'''

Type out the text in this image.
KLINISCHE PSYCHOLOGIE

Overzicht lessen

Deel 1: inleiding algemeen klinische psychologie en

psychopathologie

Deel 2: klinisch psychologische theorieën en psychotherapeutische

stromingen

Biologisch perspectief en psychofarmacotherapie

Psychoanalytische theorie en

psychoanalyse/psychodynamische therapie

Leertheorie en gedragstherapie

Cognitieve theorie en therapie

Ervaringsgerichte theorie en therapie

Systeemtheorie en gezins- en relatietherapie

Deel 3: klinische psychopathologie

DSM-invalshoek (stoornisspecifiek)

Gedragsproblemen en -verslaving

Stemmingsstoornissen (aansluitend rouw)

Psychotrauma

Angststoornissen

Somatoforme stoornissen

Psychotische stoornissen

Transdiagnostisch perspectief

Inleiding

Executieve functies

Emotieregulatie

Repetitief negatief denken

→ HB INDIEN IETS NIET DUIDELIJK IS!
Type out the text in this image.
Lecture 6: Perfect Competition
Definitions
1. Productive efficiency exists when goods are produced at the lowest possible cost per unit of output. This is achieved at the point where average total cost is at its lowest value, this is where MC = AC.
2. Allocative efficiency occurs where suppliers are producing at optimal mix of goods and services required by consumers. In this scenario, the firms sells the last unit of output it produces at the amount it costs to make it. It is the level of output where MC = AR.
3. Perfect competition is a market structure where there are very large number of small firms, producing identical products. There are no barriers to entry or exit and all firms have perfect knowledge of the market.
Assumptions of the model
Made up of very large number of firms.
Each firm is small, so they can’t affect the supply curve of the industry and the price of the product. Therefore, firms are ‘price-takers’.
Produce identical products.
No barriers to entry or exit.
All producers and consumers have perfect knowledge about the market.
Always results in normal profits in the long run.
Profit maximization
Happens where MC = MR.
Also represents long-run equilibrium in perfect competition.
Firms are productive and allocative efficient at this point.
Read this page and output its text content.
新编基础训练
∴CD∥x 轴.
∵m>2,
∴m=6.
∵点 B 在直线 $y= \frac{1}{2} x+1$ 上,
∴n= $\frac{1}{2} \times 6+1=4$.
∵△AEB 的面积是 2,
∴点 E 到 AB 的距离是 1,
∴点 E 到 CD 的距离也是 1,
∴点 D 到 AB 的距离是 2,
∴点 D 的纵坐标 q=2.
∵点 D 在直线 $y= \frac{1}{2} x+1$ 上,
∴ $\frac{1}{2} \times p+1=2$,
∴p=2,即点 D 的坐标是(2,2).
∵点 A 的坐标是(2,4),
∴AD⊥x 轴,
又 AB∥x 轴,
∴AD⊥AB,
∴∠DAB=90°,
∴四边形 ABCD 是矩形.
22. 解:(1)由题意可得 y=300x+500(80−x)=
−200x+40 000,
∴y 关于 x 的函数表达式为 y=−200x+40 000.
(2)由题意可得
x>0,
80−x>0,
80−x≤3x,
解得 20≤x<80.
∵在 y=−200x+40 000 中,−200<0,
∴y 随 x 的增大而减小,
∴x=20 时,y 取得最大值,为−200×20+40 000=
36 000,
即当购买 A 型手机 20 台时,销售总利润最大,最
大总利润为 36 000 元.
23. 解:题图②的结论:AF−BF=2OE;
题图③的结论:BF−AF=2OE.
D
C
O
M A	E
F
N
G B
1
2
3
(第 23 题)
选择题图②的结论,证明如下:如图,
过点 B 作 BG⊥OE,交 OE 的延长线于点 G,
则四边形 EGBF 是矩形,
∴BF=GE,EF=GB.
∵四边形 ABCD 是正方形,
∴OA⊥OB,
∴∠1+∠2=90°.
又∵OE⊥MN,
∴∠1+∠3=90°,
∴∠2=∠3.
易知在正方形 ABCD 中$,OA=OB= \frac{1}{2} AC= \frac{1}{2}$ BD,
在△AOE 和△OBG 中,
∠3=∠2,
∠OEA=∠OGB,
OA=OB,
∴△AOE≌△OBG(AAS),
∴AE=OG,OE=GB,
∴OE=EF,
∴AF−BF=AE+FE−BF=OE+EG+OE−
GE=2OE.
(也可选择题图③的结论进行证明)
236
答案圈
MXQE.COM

'''

Output the listing above without altering a single character.

Type out the text in this image.
KLINISCHE PSYCHOLOGIE

Overzicht lessen

Deel 1: inleiding algemeen klinische psychologie en

psychopathologie

Deel 2: klinisch psychologische theorieën en psychotherapeutische

stromingen

Biologisch perspectief en psychofarmacotherapie

Psychoanalytische theorie en

psychoanalyse/psychodynamische therapie

Leertheorie en gedragstherapie

Cognitieve theorie en therapie

Ervaringsgerichte theorie en therapie

Systeemtheorie en gezins- en relatietherapie

Deel 3: klinische psychopathologie

DSM-invalshoek (stoornisspecifiek)

Gedragsproblemen en -verslaving

Stemmingsstoornissen (aansluitend rouw)

Psychotrauma

Angststoornissen

Somatoforme stoornissen

Psychotische stoornissen

Transdiagnostisch perspectief

Inleiding

Executieve functies

Emotieregulatie

Repetitief negatief denken

→ HB INDIEN IETS NIET DUIDELIJK IS!
Type out the text in this image.
Lecture 6: Perfect Competition
Definitions
1. Productive efficiency exists when goods are produced at the lowest possible cost per unit of output. This is achieved at the point where average total cost is at its lowest value, this is where MC = AC.
2. Allocative efficiency occurs where suppliers are producing at optimal mix of goods and services required by consumers. In this scenario, the firms sells the last unit of output it produces at the amount it costs to make it. It is the level of output where MC = AR.
3. Perfect competition is a market structure where there are very large number of small firms, producing identical products. There are no barriers to entry or exit and all firms have perfect knowledge of the market.
Assumptions of the model
Made up of very large number of firms.
Each firm is small, so they can’t affect the supply curve of the industry and the price of the product. Therefore, firms are ‘price-takers’.
Produce identical products.
No barriers to entry or exit.
All producers and consumers have perfect knowledge about the market.
Always results in normal profits in the long run.
Profit maximization
Happens where MC = MR.
Also represents long-run equilibrium in perfect competition.
Firms are productive and allocative efficient at this point.
Read this page and output its text content.
新编基础训练
∴CD∥x 轴.
∵m>2,
∴m=6.
∵点 B 在直线 $y= \frac{1}{2} x+1$ 上,
∴n= $\frac{1}{2} \times 6+1=4$.
∵△AEB 的面积是 2,
∴点 E 到 AB 的距离是 1,
∴点 E 到 CD 的距离也是 1,
∴点 D 到 AB 的距离是 2,
∴点 D 的纵坐标 q=2.
∵点 D 在直线 $y= \frac{1}{2} x+1$ 上,
∴ $\frac{1}{2} \times p+1=2$,
∴p=2,即点 D 的坐标是(2,2).
∵点 A 的坐标是(2,4),
∴AD⊥x 轴,
又 AB∥x 轴,
∴AD⊥AB,
∴∠DAB=90°,
∴四边形 ABCD 是矩形.
22. 解:(1)由题意可得 y=300x+500(80−x)=
−200x+40 000,
∴y 关于 x 的函数表达式为 y=−200x+40 000.
(2)由题意可得
x>0,
80−x>0,
80−x≤3x,
解得 20≤x<80.
∵在 y=−200x+40 000 中,−200<0,
∴y 随 x 的增大而减小,
∴x=20 时,y 取得最大值,为−200×20+40 000=
36 000,
即当购买 A 型手机 20 台时,销售总利润最大,最
大总利润为 36 000 元.
23. 解:题图②的结论:AF−BF=2OE;
题图③的结论:BF−AF=2OE.
D
C
O
M A	E
F
N
G B
1
2
3
(第 23 题)
选择题图②的结论,证明如下:如图,
过点 B 作 BG⊥OE,交 OE 的延长线于点 G,
则四边形 EGBF 是矩形,
∴BF=GE,EF=GB.
∵四边形 ABCD 是正方形,
∴OA⊥OB,
∴∠1+∠2=90°.
又∵OE⊥MN,
∴∠1+∠3=90°,
∴∠2=∠3.
易知在正方形 ABCD 中$,OA=OB= \frac{1}{2} AC= \frac{1}{2}$ BD,
在△AOE 和△OBG 中,
∠3=∠2,
∠OEA=∠OGB,
OA=OB,
∴△AOE≌△OBG(AAS),
∴AE=OG,OE=GB,
∴OE=EF,
∴AF−BF=AE+FE−BF=OE+EG+OE−
GE=2OE.
(也可选择题图③的结论进行证明)
236
答案圈
MXQE.COM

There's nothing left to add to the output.